> **GIVEN INSTRUCTION**:
Locate the string "name" in the listing below. Copy every line where it is found.

(Entries taken from a collection)
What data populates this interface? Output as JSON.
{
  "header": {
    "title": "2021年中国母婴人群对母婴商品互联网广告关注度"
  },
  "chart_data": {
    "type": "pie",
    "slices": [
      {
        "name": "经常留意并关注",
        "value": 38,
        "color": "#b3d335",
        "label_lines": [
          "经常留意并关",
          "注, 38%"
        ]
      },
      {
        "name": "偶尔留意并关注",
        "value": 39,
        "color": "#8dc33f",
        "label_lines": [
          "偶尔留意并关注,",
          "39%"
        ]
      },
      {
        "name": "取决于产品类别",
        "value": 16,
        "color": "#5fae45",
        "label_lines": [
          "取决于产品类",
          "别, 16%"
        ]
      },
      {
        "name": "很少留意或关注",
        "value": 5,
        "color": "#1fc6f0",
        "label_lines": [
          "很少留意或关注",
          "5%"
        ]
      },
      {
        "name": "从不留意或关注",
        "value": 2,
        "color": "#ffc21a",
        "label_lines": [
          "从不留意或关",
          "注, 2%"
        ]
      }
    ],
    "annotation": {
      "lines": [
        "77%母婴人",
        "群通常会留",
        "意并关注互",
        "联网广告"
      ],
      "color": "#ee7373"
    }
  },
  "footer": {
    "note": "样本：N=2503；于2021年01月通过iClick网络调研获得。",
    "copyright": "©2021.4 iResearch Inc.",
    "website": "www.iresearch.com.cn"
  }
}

> **RESULT BELOW**:
        "name": "经常留意并关注",
        "name": "偶尔留意并关注",
        "name": "取决于产品类别",
        "name": "很少留意或关注",
        "name": "从不留意或关注",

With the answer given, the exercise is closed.